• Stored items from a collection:
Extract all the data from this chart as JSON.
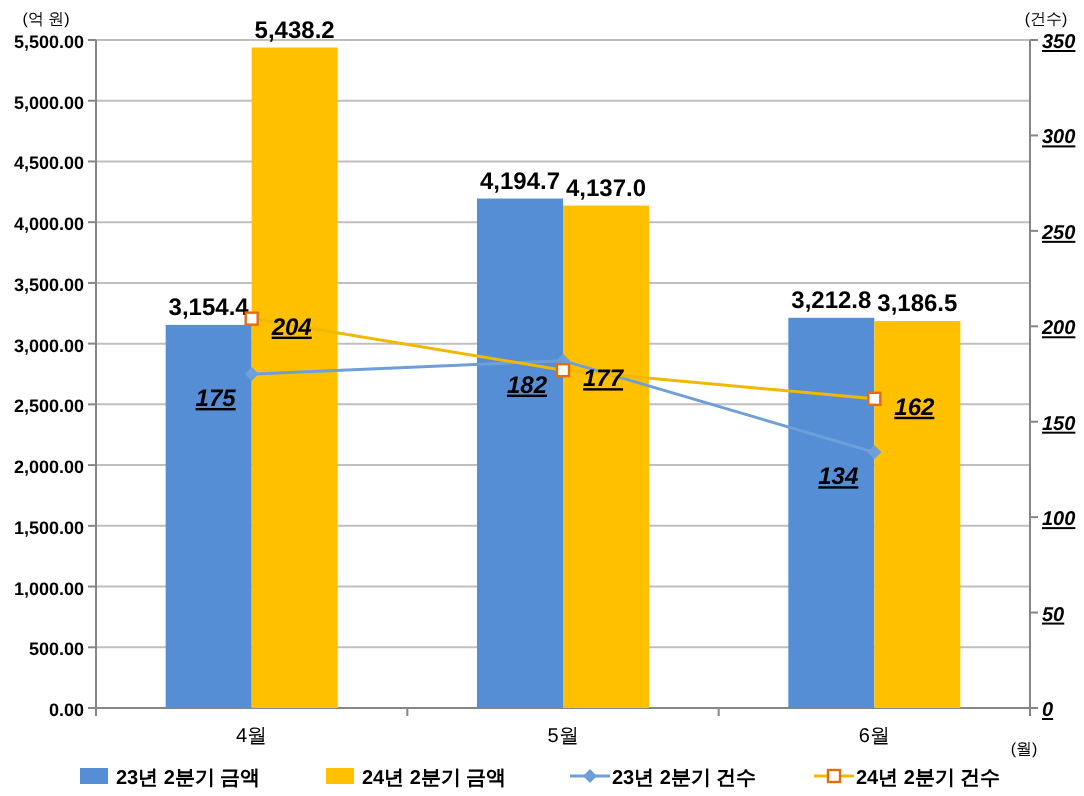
{
  "chart_data": {
    "type": "bar",
    "categories": [
      "4월",
      "5월",
      "6월"
    ],
    "xlabel": "(월)",
    "ylabel": "(억 원)",
    "y2label": "(건수)",
    "ylim": [
      0,
      5500
    ],
    "yticks": [
      {
        "value": 0,
        "label": "0.00"
      },
      {
        "value": 500,
        "label": "500.00"
      },
      {
        "value": 1000,
        "label": "1,000.00"
      },
      {
        "value": 1500,
        "label": "1,500.00"
      },
      {
        "value": 2000,
        "label": "2,000.00"
      },
      {
        "value": 2500,
        "label": "2,500.00"
      },
      {
        "value": 3000,
        "label": "3,000.00"
      },
      {
        "value": 3500,
        "label": "3,500.00"
      },
      {
        "value": 4000,
        "label": "4,000.00"
      },
      {
        "value": 4500,
        "label": "4,500.00"
      },
      {
        "value": 5000,
        "label": "5,000.00"
      },
      {
        "value": 5500,
        "label": "5,500.00"
      }
    ],
    "y2lim": [
      0,
      350
    ],
    "y2ticks": [
      0,
      50,
      100,
      150,
      200,
      250,
      300,
      350
    ],
    "grid": "y",
    "legend": "bottom",
    "series": [
      {
        "name": "23년 2분기 금액",
        "color": "#558ed5",
        "values": [
          3154.4,
          4194.7,
          3212.8
        ],
        "value_labels": [
          "3,154.4",
          "4,194.7",
          "3,212.8"
        ]
      },
      {
        "name": "24년 2분기 금액",
        "color": "#ffc000",
        "values": [
          5438.2,
          4137.0,
          3186.5
        ],
        "value_labels": [
          "5,438.2",
          "4,137.0",
          "3,186.5"
        ]
      },
      {
        "name": "23년 2분기 건수",
        "type": "line",
        "axis": "y2",
        "color": "#6f9fd8",
        "marker": "diamond",
        "values": [
          175,
          182,
          134
        ],
        "value_labels": [
          "175",
          "182",
          "134"
        ]
      },
      {
        "name": "24년 2분기 건수",
        "type": "line",
        "axis": "y2",
        "color": "#f0b800",
        "marker": "square",
        "values": [
          204,
          177,
          162
        ],
        "value_labels": [
          "204",
          "177",
          "162"
        ]
      }
    ]
  }
}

• Task to carry out:
Without the pictures, transcribe the listing above exactly.

• Exercise response:
Extract all the data from this chart as JSON.
{
  "chart_data": {
    "type": "bar",
    "categories": [
      "4월",
      "5월",
      "6월"
    ],
    "xlabel": "(월)",
    "ylabel": "(억 원)",
    "y2label": "(건수)",
    "ylim": [
      0,
      5500
    ],
    "yticks": [
      {
        "value": 0,
        "label": "0.00"
      },
      {
        "value": 500,
        "label": "500.00"
      },
      {
        "value": 1000,
        "label": "1,000.00"
      },
      {
        "value": 1500,
        "label": "1,500.00"
      },
      {
        "value": 2000,
        "label": "2,000.00"
      },
      {
        "value": 2500,
        "label": "2,500.00"
      },
      {
        "value": 3000,
        "label": "3,000.00"
      },
      {
        "value": 3500,
        "label": "3,500.00"
      },
      {
        "value": 4000,
        "label": "4,000.00"
      },
      {
        "value": 4500,
        "label": "4,500.00"
      },
      {
        "value": 5000,
        "label": "5,000.00"
      },
      {
        "value": 5500,
        "label": "5,500.00"
      }
    ],
    "y2lim": [
      0,
      350
    ],
    "y2ticks": [
      0,
      50,
      100,
      150,
      200,
      250,
      300,
      350
    ],
    "grid": "y",
    "legend": "bottom",
    "series": [
      {
        "name": "23년 2분기 금액",
        "color": "#558ed5",
        "values": [
          3154.4,
          4194.7,
          3212.8
        ],
        "value_labels": [
          "3,154.4",
          "4,194.7",
          "3,212.8"
        ]
      },
      {
        "name": "24년 2분기 금액",
        "color": "#ffc000",
        "values": [
          5438.2,
          4137.0,
          3186.5
        ],
        "value_labels": [
          "5,438.2",
          "4,137.0",
          "3,186.5"
        ]
      },
      {
        "name": "23년 2분기 건수",
        "type": "line",
        "axis": "y2",
        "color": "#6f9fd8",
        "marker": "diamond",
        "values": [
          175,
          182,
          134
        ],
        "value_labels": [
          "175",
          "182",
          "134"
        ]
      },
      {
        "name": "24년 2분기 건수",
        "type": "line",
        "axis": "y2",
        "color": "#f0b800",
        "marker": "square",
        "values": [
          204,
          177,
          162
        ],
        "value_labels": [
          "204",
          "177",
          "162"
        ]
      }
    ]
  }
}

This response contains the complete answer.